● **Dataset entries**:

+++

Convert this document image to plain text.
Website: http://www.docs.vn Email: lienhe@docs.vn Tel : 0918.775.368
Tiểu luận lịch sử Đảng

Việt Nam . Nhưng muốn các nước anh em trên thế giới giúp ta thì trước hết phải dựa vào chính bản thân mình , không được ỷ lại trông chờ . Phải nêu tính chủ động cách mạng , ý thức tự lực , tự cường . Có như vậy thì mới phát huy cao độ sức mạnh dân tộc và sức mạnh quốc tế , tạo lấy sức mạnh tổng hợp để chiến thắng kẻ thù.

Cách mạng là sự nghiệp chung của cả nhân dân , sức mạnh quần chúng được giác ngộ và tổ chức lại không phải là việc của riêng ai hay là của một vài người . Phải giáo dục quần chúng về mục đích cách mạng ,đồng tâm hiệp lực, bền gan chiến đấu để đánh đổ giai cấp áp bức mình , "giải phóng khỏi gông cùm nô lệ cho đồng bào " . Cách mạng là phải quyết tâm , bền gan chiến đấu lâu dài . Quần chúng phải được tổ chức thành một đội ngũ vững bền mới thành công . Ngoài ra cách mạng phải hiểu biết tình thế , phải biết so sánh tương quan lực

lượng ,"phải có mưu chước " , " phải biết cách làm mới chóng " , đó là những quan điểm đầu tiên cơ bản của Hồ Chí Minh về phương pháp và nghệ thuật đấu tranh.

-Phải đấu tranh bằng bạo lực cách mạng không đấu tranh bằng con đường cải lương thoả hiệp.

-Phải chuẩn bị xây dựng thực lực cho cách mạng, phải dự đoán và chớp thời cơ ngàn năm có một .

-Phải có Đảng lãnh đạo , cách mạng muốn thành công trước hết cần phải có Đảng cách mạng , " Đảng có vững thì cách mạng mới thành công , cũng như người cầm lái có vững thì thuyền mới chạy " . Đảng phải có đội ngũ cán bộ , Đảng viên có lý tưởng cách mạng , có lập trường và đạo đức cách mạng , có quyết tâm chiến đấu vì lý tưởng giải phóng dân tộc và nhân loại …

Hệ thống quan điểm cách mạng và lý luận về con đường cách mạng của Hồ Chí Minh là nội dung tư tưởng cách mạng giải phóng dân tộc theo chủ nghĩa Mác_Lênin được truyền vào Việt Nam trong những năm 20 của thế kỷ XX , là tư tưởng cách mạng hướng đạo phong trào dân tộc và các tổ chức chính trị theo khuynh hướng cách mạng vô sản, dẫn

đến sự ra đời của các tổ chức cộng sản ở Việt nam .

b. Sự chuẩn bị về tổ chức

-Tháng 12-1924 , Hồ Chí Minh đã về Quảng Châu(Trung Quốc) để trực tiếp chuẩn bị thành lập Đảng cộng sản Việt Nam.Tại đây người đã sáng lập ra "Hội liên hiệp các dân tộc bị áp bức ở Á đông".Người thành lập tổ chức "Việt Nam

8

+++

● **What is required**:
Copy out the whole listing exactly as written.

● **Response to the task**:
Convert this document image to plain text.
Website: http://www.docs.vn Email: lienhe@docs.vn Tel : 0918.775.368
Tiểu luận lịch sử Đảng

Việt Nam . Nhưng muốn các nước anh em trên thế giới giúp ta thì trước hết phải dựa vào chính bản thân mình , không được ỷ lại trông chờ . Phải nêu tính chủ động cách mạng , ý thức tự lực , tự cường . Có như vậy thì mới phát huy cao độ sức mạnh dân tộc và sức mạnh quốc tế , tạo lấy sức mạnh tổng hợp để chiến thắng kẻ thù.

Cách mạng là sự nghiệp chung của cả nhân dân , sức mạnh quần chúng được giác ngộ và tổ chức lại không phải là việc của riêng ai hay là của một vài người . Phải giáo dục quần chúng về mục đích cách mạng ,đồng tâm hiệp lực, bền gan chiến đấu để đánh đổ giai cấp áp bức mình , "giải phóng khỏi gông cùm nô lệ cho đồng bào " . Cách mạng là phải quyết tâm , bền gan chiến đấu lâu dài . Quần chúng phải được tổ chức thành một đội ngũ vững bền mới thành công . Ngoài ra cách mạng phải hiểu biết tình thế , phải biết so sánh tương quan lực

lượng ,"phải có mưu chước " , " phải biết cách làm mới chóng " , đó là những quan điểm đầu tiên cơ bản của Hồ Chí Minh về phương pháp và nghệ thuật đấu tranh.

-Phải đấu tranh bằng bạo lực cách mạng không đấu tranh bằng con đường cải lương thoả hiệp.

-Phải chuẩn bị xây dựng thực lực cho cách mạng, phải dự đoán và chớp thời cơ ngàn năm có một .

-Phải có Đảng lãnh đạo , cách mạng muốn thành công trước hết cần phải có Đảng cách mạng , " Đảng có vững thì cách mạng mới thành công , cũng như người cầm lái có vững thì thuyền mới chạy " . Đảng phải có đội ngũ cán bộ , Đảng viên có lý tưởng cách mạng , có lập trường và đạo đức cách mạng , có quyết tâm chiến đấu vì lý tưởng giải phóng dân tộc và nhân loại …

Hệ thống quan điểm cách mạng và lý luận về con đường cách mạng của Hồ Chí Minh là nội dung tư tưởng cách mạng giải phóng dân tộc theo chủ nghĩa Mác_Lênin được truyền vào Việt Nam trong những năm 20 của thế kỷ XX , là tư tưởng cách mạng hướng đạo phong trào dân tộc và các tổ chức chính trị theo khuynh hướng cách mạng vô sản, dẫn

đến sự ra đời của các tổ chức cộng sản ở Việt nam .

b. Sự chuẩn bị về tổ chức

-Tháng 12-1924 , Hồ Chí Minh đã về Quảng Châu(Trung Quốc) để trực tiếp chuẩn bị thành lập Đảng cộng sản Việt Nam.Tại đây người đã sáng lập ra "Hội liên hiệp các dân tộc bị áp bức ở Á đông".Người thành lập tổ chức "Việt Nam

8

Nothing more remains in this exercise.